GIVEN REQUEST: Give the listing again character for character, but drop the images.

THE INPUT:
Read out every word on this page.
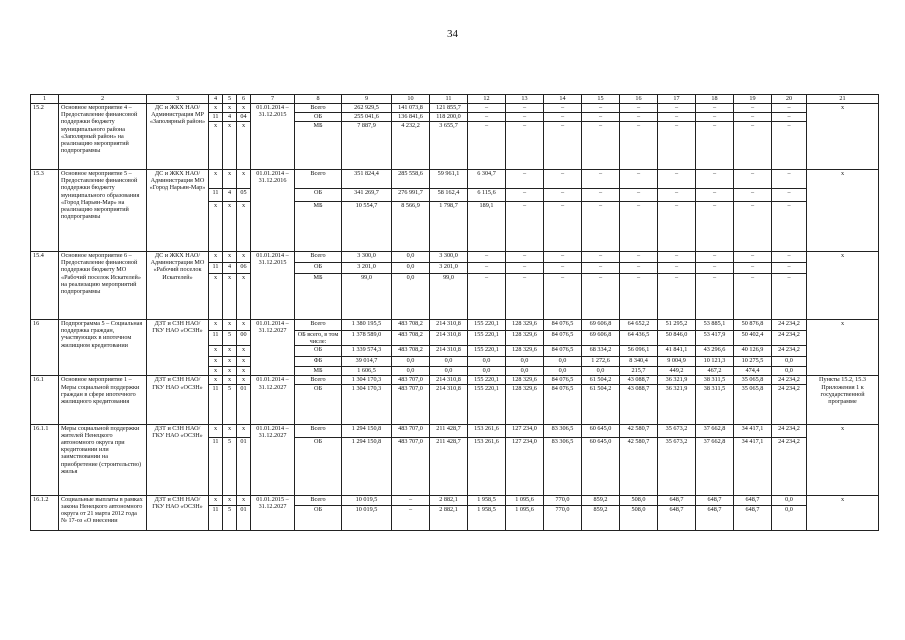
34
1	2	3	4	5	6	7	8	9	10	11	12	13	14	15	16	17	18	19	20	21
15.2	Основное мероприятие 4 – Предоставление финансовой поддержки бюджету муниципального района «Заполярный район» на реализацию мероприятий подпрограммы	ДС и ЖКХ НАО/ Администрация МР «Заполярный район»	x	x	x	01.01.2014 – 31.12.2015	Всего	262 929,5	141 073,8	121 855,7	–	–	–	–	–	–	–	–	–	x
			11	4	04		ОБ	255 041,6	136 841,6	118 200,0	–	–	–	–	–	–	–	–	–	
			x	x	x		МБ	7 887,9	4 232,2	3 655,7	–	–	–	–	–	–	–	–	–	
15.3	Основное мероприятие 5 – Предоставление финансовой поддержки бюджету муниципального образования «Город Нарьян-Мар» на реализацию мероприятий подпрограммы	ДС и ЖКХ НАО/ Администрация МО «Город Нарьян-Мар»	x	x	x	01.01.2014 – 31.12.2016	Всего	351 824,4	285 558,6	59 961,1	6 304,7	–	–	–	–	–	–	–	–	x
			11	4	05		ОБ	341 269,7	276 991,7	58 162,4	6 115,6	–	–	–	–	–	–	–	–	
			x	x	x		МБ	10 554,7	8 566,9	1 798,7	189,1	–	–	–	–	–	–	–	–	
15.4	Основное мероприятие 6 – Предоставление финансовой поддержки бюджету МО «Рабочий поселок Искателей» на реализацию мероприятий подпрограммы	ДС и ЖКХ НАО/ Администрация МО «Рабочий поселок Искателей»	x	x	x	01.01.2014 – 31.12.2015	Всего	3 300,0	0,0	3 300,0	–	–	–	–	–	–	–	–	–	x
			11	4	06		ОБ	3 201,0	0,0	3 201,0	–	–	–	–	–	–	–	–	–	
			x	x	x		МБ	99,0	0,0	99,0	–	–	–	–	–	–	–	–	–	
16	Подпрограмма 5 – Социальная поддержка граждан, участвующих в ипотечном жилищном кредитовании	ДЗТ и СЗН НАО/ ГКУ НАО «ОСЗН»	x	x	x	01.01.2014 – 31.12.2027	Всего	1 380 195,5	483 708,2	214 310,8	155 220,1	128 329,6	84 076,5	69 606,8	64 652,2	51 295,2	53 885,1	50 876,8	24 234,2	x
			11	5	00		ОБ всего, в том числе:	1 378 589,0	483 708,2	214 310,8	155 220,1	128 329,6	84 076,5	69 606,8	64 436,5	50 846,0	53 417,9	50 402,4	24 234,2	
			x	x	x		ОБ	1 339 574,3	483 708,2	214 310,8	155 220,1	128 329,6	84 076,5	68 334,2	56 096,1	41 841,1	43 296,6	40 126,9	24 234,2	
			x	x	x		ФБ	39 014,7	0,0	0,0	0,0	0,0	0,0	1 272,6	8 340,4	9 004,9	10 121,3	10 275,5	0,0	
			x	x	x		МБ	1 606,5	0,0	0,0	0,0	0,0	0,0	0,0	215,7	449,2	467,2	474,4	0,0	
16.1	Основное мероприятие 1 – Меры социальной поддержки граждан в сфере ипотечного жилищного кредитования	ДЗТ и СЗН НАО/ ГКУ НАО «ОСЗН»	x	x	x	01.01.2014 – 31.12.2027	Всего	1 304 170,3	483 707,0	214 310,8	155 220,1	128 329,6	84 076,5	61 504,2	43 088,7	36 321,9	38 311,5	35 065,8	24 234,2	Пункты 15.2, 15.3 Приложения 1 к государственной программе
			11	5	01		ОБ	1 304 170,3	483 707,0	214 310,8	155 220,1	128 329,6	84 076,5	61 504,2	43 088,7	36 321,9	38 311,5	35 065,8	24 234,2	
16.1.1	Меры социальной поддержки жителей Ненецкого автономного округа при кредитовании или заимствовании на приобретение (строительство) жилья	ДЗТ и СЗН НАО/ ГКУ НАО «ОСЗН»	x	x	x	01.01.2014 – 31.12.2027	Всего	1 294 150,8	483 707,0	211 428,7	153 261,6	127 234,0	83 306,5	60 645,0	42 580,7	35 673,2	37 662,8	34 417,1	24 234,2	x
			11	5	01		ОБ	1 294 150,8	483 707,0	211 428,7	153 261,6	127 234,0	83 306,5	60 645,0	42 580,7	35 673,2	37 662,8	34 417,1	24 234,2	
16.1.2	Социальные выплаты в рамках закона Ненецкого автономного округа от 21 марта 2012 года № 17-оз «О внесении	ДЗТ и СЗН НАО/ ГКУ НАО «ОСЗН»	x	x	x	01.01.2015 – 31.12.2027	Всего	10 019,5	–	2 882,1	1 958,5	1 095,6	770,0	859,2	508,0	648,7	648,7	648,7	0,0	x
			11	5	01		ОБ	10 019,5	–	2 882,1	1 958,5	1 095,6	770,0	859,2	508,0	648,7	648,7	648,7	0,0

RESULT OF THIS TASK:
Read out every word on this page.
34
1	2	3	4	5	6	7	8	9	10	11	12	13	14	15	16	17	18	19	20	21
15.2	Основное мероприятие 4 – Предоставление финансовой поддержки бюджету муниципального района «Заполярный район» на реализацию мероприятий подпрограммы	ДС и ЖКХ НАО/ Администрация МР «Заполярный район»	x	x	x	01.01.2014 – 31.12.2015	Всего	262 929,5	141 073,8	121 855,7	–	–	–	–	–	–	–	–	–	x
			11	4	04		ОБ	255 041,6	136 841,6	118 200,0	–	–	–	–	–	–	–	–	–	
			x	x	x		МБ	7 887,9	4 232,2	3 655,7	–	–	–	–	–	–	–	–	–	
15.3	Основное мероприятие 5 – Предоставление финансовой поддержки бюджету муниципального образования «Город Нарьян-Мар» на реализацию мероприятий подпрограммы	ДС и ЖКХ НАО/ Администрация МО «Город Нарьян-Мар»	x	x	x	01.01.2014 – 31.12.2016	Всего	351 824,4	285 558,6	59 961,1	6 304,7	–	–	–	–	–	–	–	–	x
			11	4	05		ОБ	341 269,7	276 991,7	58 162,4	6 115,6	–	–	–	–	–	–	–	–	
			x	x	x		МБ	10 554,7	8 566,9	1 798,7	189,1	–	–	–	–	–	–	–	–	
15.4	Основное мероприятие 6 – Предоставление финансовой поддержки бюджету МО «Рабочий поселок Искателей» на реализацию мероприятий подпрограммы	ДС и ЖКХ НАО/ Администрация МО «Рабочий поселок Искателей»	x	x	x	01.01.2014 – 31.12.2015	Всего	3 300,0	0,0	3 300,0	–	–	–	–	–	–	–	–	–	x
			11	4	06		ОБ	3 201,0	0,0	3 201,0	–	–	–	–	–	–	–	–	–	
			x	x	x		МБ	99,0	0,0	99,0	–	–	–	–	–	–	–	–	–	
16	Подпрограмма 5 – Социальная поддержка граждан, участвующих в ипотечном жилищном кредитовании	ДЗТ и СЗН НАО/ ГКУ НАО «ОСЗН»	x	x	x	01.01.2014 – 31.12.2027	Всего	1 380 195,5	483 708,2	214 310,8	155 220,1	128 329,6	84 076,5	69 606,8	64 652,2	51 295,2	53 885,1	50 876,8	24 234,2	x
			11	5	00		ОБ всего, в том числе:	1 378 589,0	483 708,2	214 310,8	155 220,1	128 329,6	84 076,5	69 606,8	64 436,5	50 846,0	53 417,9	50 402,4	24 234,2	
			x	x	x		ОБ	1 339 574,3	483 708,2	214 310,8	155 220,1	128 329,6	84 076,5	68 334,2	56 096,1	41 841,1	43 296,6	40 126,9	24 234,2	
			x	x	x		ФБ	39 014,7	0,0	0,0	0,0	0,0	0,0	1 272,6	8 340,4	9 004,9	10 121,3	10 275,5	0,0	
			x	x	x		МБ	1 606,5	0,0	0,0	0,0	0,0	0,0	0,0	215,7	449,2	467,2	474,4	0,0	
16.1	Основное мероприятие 1 – Меры социальной поддержки граждан в сфере ипотечного жилищного кредитования	ДЗТ и СЗН НАО/ ГКУ НАО «ОСЗН»	x	x	x	01.01.2014 – 31.12.2027	Всего	1 304 170,3	483 707,0	214 310,8	155 220,1	128 329,6	84 076,5	61 504,2	43 088,7	36 321,9	38 311,5	35 065,8	24 234,2	Пункты 15.2, 15.3 Приложения 1 к государственной программе
			11	5	01		ОБ	1 304 170,3	483 707,0	214 310,8	155 220,1	128 329,6	84 076,5	61 504,2	43 088,7	36 321,9	38 311,5	35 065,8	24 234,2	
16.1.1	Меры социальной поддержки жителей Ненецкого автономного округа при кредитовании или заимствовании на приобретение (строительство) жилья	ДЗТ и СЗН НАО/ ГКУ НАО «ОСЗН»	x	x	x	01.01.2014 – 31.12.2027	Всего	1 294 150,8	483 707,0	211 428,7	153 261,6	127 234,0	83 306,5	60 645,0	42 580,7	35 673,2	37 662,8	34 417,1	24 234,2	x
			11	5	01		ОБ	1 294 150,8	483 707,0	211 428,7	153 261,6	127 234,0	83 306,5	60 645,0	42 580,7	35 673,2	37 662,8	34 417,1	24 234,2	
16.1.2	Социальные выплаты в рамках закона Ненецкого автономного округа от 21 марта 2012 года № 17-оз «О внесении	ДЗТ и СЗН НАО/ ГКУ НАО «ОСЗН»	x	x	x	01.01.2015 – 31.12.2027	Всего	10 019,5	–	2 882,1	1 958,5	1 095,6	770,0	859,2	508,0	648,7	648,7	648,7	0,0	x
			11	5	01		ОБ	10 019,5	–	2 882,1	1 958,5	1 095,6	770,0	859,2	508,0	648,7	648,7	648,7	0,0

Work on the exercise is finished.